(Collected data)

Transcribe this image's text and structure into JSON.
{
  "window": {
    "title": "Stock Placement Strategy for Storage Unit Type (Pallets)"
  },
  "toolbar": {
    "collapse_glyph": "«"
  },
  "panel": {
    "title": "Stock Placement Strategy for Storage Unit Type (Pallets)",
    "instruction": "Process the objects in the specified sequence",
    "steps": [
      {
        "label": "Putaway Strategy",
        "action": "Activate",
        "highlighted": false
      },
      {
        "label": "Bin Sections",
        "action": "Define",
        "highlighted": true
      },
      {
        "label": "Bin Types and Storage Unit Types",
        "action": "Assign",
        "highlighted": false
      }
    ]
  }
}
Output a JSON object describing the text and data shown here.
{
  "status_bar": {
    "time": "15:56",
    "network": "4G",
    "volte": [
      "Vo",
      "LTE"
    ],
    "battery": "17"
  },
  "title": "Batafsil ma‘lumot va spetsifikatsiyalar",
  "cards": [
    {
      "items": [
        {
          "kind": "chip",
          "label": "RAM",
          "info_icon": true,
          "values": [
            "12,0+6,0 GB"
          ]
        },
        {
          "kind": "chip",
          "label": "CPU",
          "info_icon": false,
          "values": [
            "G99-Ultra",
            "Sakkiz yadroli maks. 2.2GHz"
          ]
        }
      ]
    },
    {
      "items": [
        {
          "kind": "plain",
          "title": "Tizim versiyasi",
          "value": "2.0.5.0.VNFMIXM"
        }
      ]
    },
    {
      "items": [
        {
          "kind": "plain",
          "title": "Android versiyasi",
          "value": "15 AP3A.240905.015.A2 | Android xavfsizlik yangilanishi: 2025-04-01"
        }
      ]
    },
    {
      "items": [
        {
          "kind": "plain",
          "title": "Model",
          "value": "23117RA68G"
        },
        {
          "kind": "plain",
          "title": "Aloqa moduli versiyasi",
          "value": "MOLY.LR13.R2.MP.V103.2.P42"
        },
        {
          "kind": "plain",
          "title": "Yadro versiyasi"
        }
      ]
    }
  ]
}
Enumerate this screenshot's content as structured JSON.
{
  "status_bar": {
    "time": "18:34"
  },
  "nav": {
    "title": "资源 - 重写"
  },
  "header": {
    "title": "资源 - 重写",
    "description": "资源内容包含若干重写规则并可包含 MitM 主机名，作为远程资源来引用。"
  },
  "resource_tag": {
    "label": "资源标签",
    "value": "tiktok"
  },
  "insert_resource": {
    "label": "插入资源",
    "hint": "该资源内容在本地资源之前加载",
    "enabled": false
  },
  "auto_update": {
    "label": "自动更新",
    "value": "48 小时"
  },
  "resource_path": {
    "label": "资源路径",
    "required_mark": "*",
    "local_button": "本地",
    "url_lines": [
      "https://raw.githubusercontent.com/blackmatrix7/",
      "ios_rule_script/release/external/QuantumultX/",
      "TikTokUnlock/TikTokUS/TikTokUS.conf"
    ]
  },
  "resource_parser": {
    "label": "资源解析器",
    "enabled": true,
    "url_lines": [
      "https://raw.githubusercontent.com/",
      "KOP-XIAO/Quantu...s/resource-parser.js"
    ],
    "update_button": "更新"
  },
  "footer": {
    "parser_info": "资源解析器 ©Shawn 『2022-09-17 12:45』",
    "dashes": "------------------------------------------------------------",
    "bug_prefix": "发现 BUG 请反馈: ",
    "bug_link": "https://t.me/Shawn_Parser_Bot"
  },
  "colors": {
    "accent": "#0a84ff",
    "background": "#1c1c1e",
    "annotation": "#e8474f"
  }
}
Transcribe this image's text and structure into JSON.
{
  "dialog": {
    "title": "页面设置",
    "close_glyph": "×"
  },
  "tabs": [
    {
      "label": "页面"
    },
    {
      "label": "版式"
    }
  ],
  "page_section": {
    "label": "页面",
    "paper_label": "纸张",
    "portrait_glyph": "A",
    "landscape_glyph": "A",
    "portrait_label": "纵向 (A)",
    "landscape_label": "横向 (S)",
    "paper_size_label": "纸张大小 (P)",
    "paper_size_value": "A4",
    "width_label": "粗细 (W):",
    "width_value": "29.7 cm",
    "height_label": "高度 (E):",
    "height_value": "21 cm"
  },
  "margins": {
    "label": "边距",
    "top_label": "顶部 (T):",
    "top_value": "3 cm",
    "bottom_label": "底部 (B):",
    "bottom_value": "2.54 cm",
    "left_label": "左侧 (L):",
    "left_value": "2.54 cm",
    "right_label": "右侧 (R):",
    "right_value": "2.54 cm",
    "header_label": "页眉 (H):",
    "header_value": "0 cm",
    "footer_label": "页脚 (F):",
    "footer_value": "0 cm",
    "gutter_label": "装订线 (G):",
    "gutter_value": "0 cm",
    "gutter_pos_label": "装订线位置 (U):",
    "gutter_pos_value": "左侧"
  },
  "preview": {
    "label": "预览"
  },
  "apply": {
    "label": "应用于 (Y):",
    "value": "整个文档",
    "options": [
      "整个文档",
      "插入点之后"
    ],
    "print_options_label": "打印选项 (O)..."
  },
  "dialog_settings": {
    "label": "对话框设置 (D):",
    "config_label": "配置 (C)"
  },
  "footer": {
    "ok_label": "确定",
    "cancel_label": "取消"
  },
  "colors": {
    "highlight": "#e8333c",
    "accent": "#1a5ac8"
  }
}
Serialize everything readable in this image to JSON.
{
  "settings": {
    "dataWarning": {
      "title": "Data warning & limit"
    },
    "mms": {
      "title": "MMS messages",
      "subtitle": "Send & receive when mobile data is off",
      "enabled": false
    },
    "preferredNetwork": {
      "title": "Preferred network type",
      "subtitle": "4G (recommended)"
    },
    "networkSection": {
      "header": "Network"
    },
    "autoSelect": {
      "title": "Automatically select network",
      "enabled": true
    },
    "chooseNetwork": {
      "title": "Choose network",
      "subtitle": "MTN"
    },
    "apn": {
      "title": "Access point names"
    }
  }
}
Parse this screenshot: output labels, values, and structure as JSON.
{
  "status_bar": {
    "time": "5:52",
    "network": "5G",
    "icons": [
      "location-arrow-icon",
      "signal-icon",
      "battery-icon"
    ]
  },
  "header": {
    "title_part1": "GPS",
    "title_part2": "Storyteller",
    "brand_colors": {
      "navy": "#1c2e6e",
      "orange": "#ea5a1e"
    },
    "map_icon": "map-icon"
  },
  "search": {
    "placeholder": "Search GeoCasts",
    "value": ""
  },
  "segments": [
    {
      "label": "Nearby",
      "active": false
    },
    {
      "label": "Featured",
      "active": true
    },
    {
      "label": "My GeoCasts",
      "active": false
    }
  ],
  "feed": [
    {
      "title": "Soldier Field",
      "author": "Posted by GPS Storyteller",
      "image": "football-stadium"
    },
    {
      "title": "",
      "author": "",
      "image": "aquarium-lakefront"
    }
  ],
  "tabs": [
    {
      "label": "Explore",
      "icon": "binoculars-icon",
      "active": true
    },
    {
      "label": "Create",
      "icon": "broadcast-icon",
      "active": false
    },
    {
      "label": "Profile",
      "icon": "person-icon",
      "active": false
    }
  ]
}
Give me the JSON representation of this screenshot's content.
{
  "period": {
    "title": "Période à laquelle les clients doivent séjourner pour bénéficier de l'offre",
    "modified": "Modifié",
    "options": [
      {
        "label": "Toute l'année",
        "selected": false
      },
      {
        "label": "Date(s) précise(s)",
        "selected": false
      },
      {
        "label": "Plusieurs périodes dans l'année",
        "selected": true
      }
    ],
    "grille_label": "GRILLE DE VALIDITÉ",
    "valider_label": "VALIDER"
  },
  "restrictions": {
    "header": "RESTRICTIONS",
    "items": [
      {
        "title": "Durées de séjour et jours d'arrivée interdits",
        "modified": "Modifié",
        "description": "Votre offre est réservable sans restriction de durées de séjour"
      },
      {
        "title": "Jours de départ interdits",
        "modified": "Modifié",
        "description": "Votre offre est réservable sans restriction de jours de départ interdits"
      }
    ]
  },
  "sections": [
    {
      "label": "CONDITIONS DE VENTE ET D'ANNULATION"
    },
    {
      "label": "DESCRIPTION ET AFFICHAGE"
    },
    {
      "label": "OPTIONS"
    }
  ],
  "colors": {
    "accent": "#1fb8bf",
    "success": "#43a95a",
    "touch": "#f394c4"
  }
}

= GIVEN REQUEST =
Return all the lines that contain the string "Placement".

= RESULT =
    "title": "Stock Placement Strategy for Storage Unit Type (Pallets)"
    "title": "Stock Placement Strategy for Storage Unit Type (Pallets)",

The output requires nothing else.